» Records supplied
** BEGIN **

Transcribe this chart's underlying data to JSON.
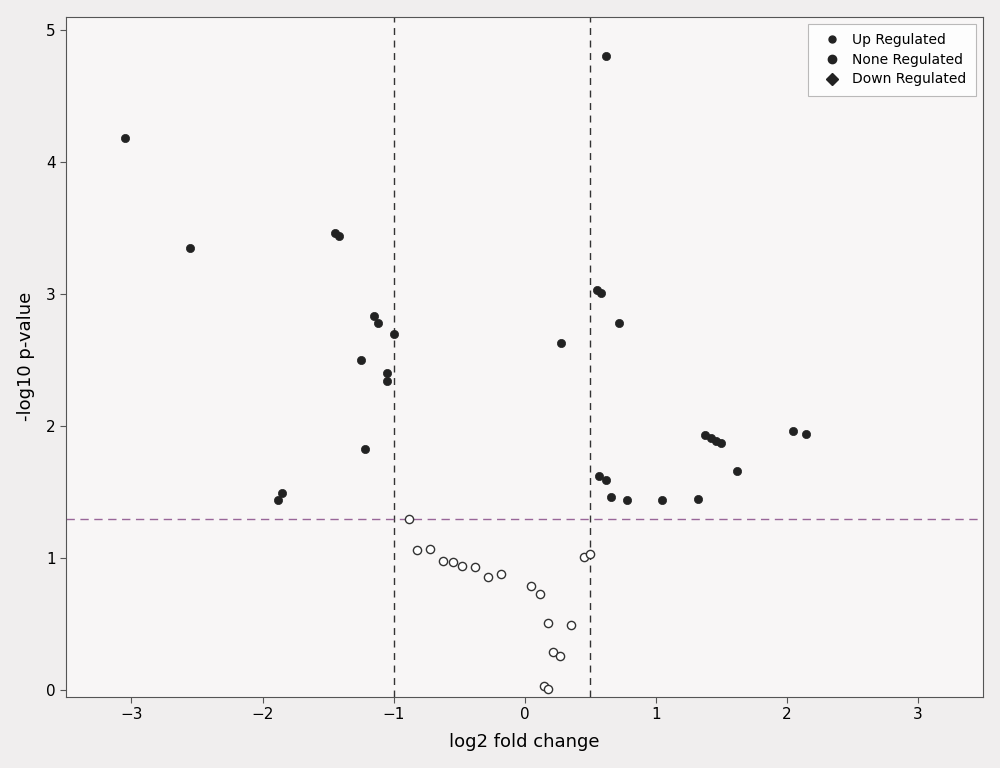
{
  "title": "",
  "xlabel": "log2 fold change",
  "ylabel": "-log10 p-value",
  "xlim": [
    -3.5,
    3.5
  ],
  "ylim": [
    -0.05,
    5.1
  ],
  "xticks": [
    -3,
    -2,
    -1,
    0,
    1,
    2,
    3
  ],
  "yticks": [
    0,
    1,
    2,
    3,
    4,
    5
  ],
  "vline1": -1.0,
  "vline2": 0.5,
  "hline": 1.3,
  "vline_color": "#333333",
  "hline_color": "#996699",
  "down_regulated": [
    [
      -3.05,
      4.18
    ],
    [
      -2.55,
      3.35
    ],
    [
      -1.85,
      1.49
    ],
    [
      -1.88,
      1.44
    ],
    [
      -1.45,
      3.46
    ],
    [
      -1.42,
      3.44
    ],
    [
      -1.25,
      2.5
    ],
    [
      -1.22,
      1.83
    ],
    [
      -1.15,
      2.83
    ],
    [
      -1.12,
      2.78
    ],
    [
      -1.05,
      2.4
    ],
    [
      -1.05,
      2.34
    ],
    [
      -1.0,
      2.7
    ]
  ],
  "up_regulated": [
    [
      0.62,
      4.8
    ],
    [
      0.55,
      3.03
    ],
    [
      0.58,
      3.01
    ],
    [
      0.28,
      2.63
    ],
    [
      0.72,
      2.78
    ],
    [
      0.57,
      1.62
    ],
    [
      0.62,
      1.59
    ],
    [
      0.66,
      1.46
    ],
    [
      0.78,
      1.44
    ],
    [
      1.05,
      1.44
    ],
    [
      1.32,
      1.45
    ],
    [
      1.38,
      1.93
    ],
    [
      1.42,
      1.91
    ],
    [
      1.46,
      1.89
    ],
    [
      1.5,
      1.87
    ],
    [
      1.62,
      1.66
    ],
    [
      2.05,
      1.96
    ],
    [
      2.15,
      1.94
    ]
  ],
  "none_regulated": [
    [
      -0.88,
      1.3
    ],
    [
      -0.82,
      1.06
    ],
    [
      -0.72,
      1.07
    ],
    [
      -0.62,
      0.98
    ],
    [
      -0.55,
      0.97
    ],
    [
      -0.48,
      0.94
    ],
    [
      -0.38,
      0.93
    ],
    [
      -0.28,
      0.86
    ],
    [
      -0.18,
      0.88
    ],
    [
      0.05,
      0.79
    ],
    [
      0.12,
      0.73
    ],
    [
      0.18,
      0.51
    ],
    [
      0.22,
      0.29
    ],
    [
      0.27,
      0.26
    ],
    [
      0.15,
      0.03
    ],
    [
      0.18,
      0.01
    ],
    [
      0.35,
      0.49
    ],
    [
      0.45,
      1.01
    ],
    [
      0.5,
      1.03
    ]
  ],
  "down_color": "#222222",
  "up_color": "#222222",
  "none_edge_color": "#333333",
  "none_face_color": "white",
  "marker_size": 35,
  "background_color": "#f0eeee",
  "plot_bg_color": "#f8f6f6",
  "legend_loc": "upper right"
}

** END **

» Exercise
Without the pictures, write out the whole listing above exactly as it appears.

» Written solution
Transcribe this chart's underlying data to JSON.
{
  "title": "",
  "xlabel": "log2 fold change",
  "ylabel": "-log10 p-value",
  "xlim": [
    -3.5,
    3.5
  ],
  "ylim": [
    -0.05,
    5.1
  ],
  "xticks": [
    -3,
    -2,
    -1,
    0,
    1,
    2,
    3
  ],
  "yticks": [
    0,
    1,
    2,
    3,
    4,
    5
  ],
  "vline1": -1.0,
  "vline2": 0.5,
  "hline": 1.3,
  "vline_color": "#333333",
  "hline_color": "#996699",
  "down_regulated": [
    [
      -3.05,
      4.18
    ],
    [
      -2.55,
      3.35
    ],
    [
      -1.85,
      1.49
    ],
    [
      -1.88,
      1.44
    ],
    [
      -1.45,
      3.46
    ],
    [
      -1.42,
      3.44
    ],
    [
      -1.25,
      2.5
    ],
    [
      -1.22,
      1.83
    ],
    [
      -1.15,
      2.83
    ],
    [
      -1.12,
      2.78
    ],
    [
      -1.05,
      2.4
    ],
    [
      -1.05,
      2.34
    ],
    [
      -1.0,
      2.7
    ]
  ],
  "up_regulated": [
    [
      0.62,
      4.8
    ],
    [
      0.55,
      3.03
    ],
    [
      0.58,
      3.01
    ],
    [
      0.28,
      2.63
    ],
    [
      0.72,
      2.78
    ],
    [
      0.57,
      1.62
    ],
    [
      0.62,
      1.59
    ],
    [
      0.66,
      1.46
    ],
    [
      0.78,
      1.44
    ],
    [
      1.05,
      1.44
    ],
    [
      1.32,
      1.45
    ],
    [
      1.38,
      1.93
    ],
    [
      1.42,
      1.91
    ],
    [
      1.46,
      1.89
    ],
    [
      1.5,
      1.87
    ],
    [
      1.62,
      1.66
    ],
    [
      2.05,
      1.96
    ],
    [
      2.15,
      1.94
    ]
  ],
  "none_regulated": [
    [
      -0.88,
      1.3
    ],
    [
      -0.82,
      1.06
    ],
    [
      -0.72,
      1.07
    ],
    [
      -0.62,
      0.98
    ],
    [
      -0.55,
      0.97
    ],
    [
      -0.48,
      0.94
    ],
    [
      -0.38,
      0.93
    ],
    [
      -0.28,
      0.86
    ],
    [
      -0.18,
      0.88
    ],
    [
      0.05,
      0.79
    ],
    [
      0.12,
      0.73
    ],
    [
      0.18,
      0.51
    ],
    [
      0.22,
      0.29
    ],
    [
      0.27,
      0.26
    ],
    [
      0.15,
      0.03
    ],
    [
      0.18,
      0.01
    ],
    [
      0.35,
      0.49
    ],
    [
      0.45,
      1.01
    ],
    [
      0.5,
      1.03
    ]
  ],
  "down_color": "#222222",
  "up_color": "#222222",
  "none_edge_color": "#333333",
  "none_face_color": "white",
  "marker_size": 35,
  "background_color": "#f0eeee",
  "plot_bg_color": "#f8f6f6",
  "legend_loc": "upper right"
}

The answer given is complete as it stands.